§ TASK INPUTS

— BEGIN —

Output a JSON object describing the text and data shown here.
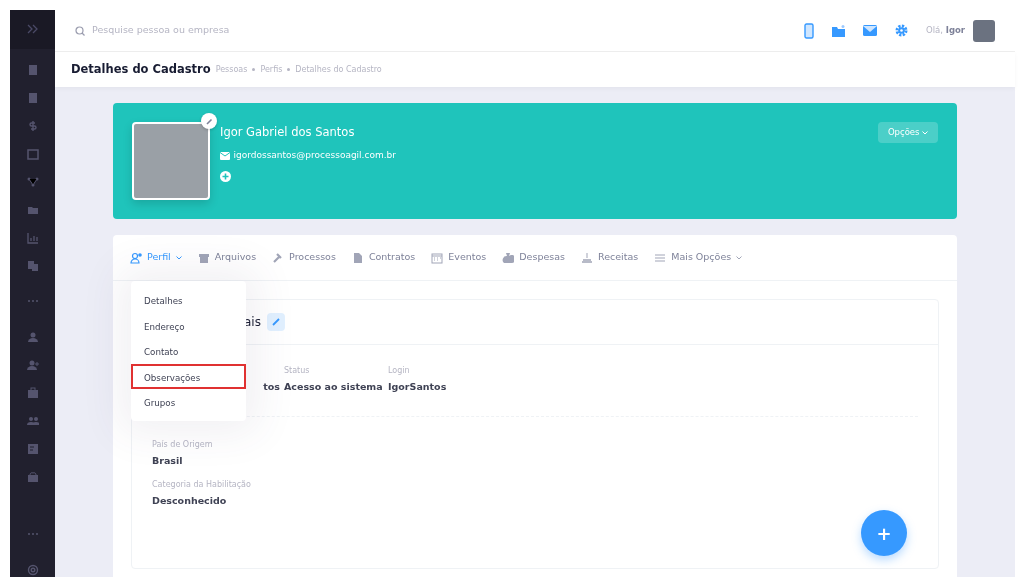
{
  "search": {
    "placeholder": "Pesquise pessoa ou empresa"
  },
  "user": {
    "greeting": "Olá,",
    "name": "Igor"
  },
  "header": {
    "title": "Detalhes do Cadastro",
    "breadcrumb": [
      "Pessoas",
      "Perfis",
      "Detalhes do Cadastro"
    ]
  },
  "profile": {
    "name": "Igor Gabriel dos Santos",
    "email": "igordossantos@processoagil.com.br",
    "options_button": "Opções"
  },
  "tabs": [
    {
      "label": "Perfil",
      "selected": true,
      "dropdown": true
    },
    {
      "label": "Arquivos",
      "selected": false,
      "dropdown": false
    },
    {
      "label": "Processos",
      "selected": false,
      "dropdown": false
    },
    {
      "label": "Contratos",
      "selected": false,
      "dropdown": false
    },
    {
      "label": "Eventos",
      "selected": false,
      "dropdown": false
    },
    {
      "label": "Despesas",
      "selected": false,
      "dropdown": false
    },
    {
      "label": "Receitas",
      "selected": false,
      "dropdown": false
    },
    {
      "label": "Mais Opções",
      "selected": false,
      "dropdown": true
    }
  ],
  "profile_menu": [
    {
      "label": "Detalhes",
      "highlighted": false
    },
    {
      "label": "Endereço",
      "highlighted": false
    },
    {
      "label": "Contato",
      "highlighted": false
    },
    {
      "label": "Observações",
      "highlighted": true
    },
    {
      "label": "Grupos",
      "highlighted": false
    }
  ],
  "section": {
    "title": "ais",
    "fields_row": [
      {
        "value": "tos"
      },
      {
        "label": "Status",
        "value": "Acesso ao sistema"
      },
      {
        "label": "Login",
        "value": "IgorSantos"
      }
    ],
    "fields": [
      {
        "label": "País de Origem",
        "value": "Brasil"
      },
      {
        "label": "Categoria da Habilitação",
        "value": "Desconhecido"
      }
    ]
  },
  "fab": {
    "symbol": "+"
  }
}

— END —
— BEGIN —

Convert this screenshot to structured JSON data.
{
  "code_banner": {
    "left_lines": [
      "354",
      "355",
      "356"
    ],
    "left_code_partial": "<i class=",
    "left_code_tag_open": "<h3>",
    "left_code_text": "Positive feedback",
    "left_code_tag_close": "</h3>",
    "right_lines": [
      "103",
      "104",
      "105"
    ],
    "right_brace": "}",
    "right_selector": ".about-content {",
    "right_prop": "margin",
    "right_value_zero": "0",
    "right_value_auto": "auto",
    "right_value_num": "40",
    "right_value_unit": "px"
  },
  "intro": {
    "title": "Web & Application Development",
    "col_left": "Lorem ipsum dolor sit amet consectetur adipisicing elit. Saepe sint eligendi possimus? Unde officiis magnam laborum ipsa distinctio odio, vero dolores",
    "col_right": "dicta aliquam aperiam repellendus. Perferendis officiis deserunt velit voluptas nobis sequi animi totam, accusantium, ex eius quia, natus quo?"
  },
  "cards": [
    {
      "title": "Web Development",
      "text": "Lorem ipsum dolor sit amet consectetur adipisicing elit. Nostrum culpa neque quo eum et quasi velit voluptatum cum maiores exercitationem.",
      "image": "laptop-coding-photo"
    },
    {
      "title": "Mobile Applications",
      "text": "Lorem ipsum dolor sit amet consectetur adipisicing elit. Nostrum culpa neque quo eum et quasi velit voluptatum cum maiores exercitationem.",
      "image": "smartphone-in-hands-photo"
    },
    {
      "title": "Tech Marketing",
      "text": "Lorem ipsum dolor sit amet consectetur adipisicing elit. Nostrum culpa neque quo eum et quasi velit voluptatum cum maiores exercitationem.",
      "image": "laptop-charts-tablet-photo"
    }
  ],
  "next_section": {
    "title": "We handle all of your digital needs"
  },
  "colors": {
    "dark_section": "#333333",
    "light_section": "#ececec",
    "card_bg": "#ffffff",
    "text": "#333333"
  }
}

— END —

§ AIM
Reproduce every line from the entries that holds the word "image".

§ OUTPUT OF THE EXERCISE
      "image": "laptop-coding-photo"
      "image": "smartphone-in-hands-photo"
      "image": "laptop-charts-tablet-photo"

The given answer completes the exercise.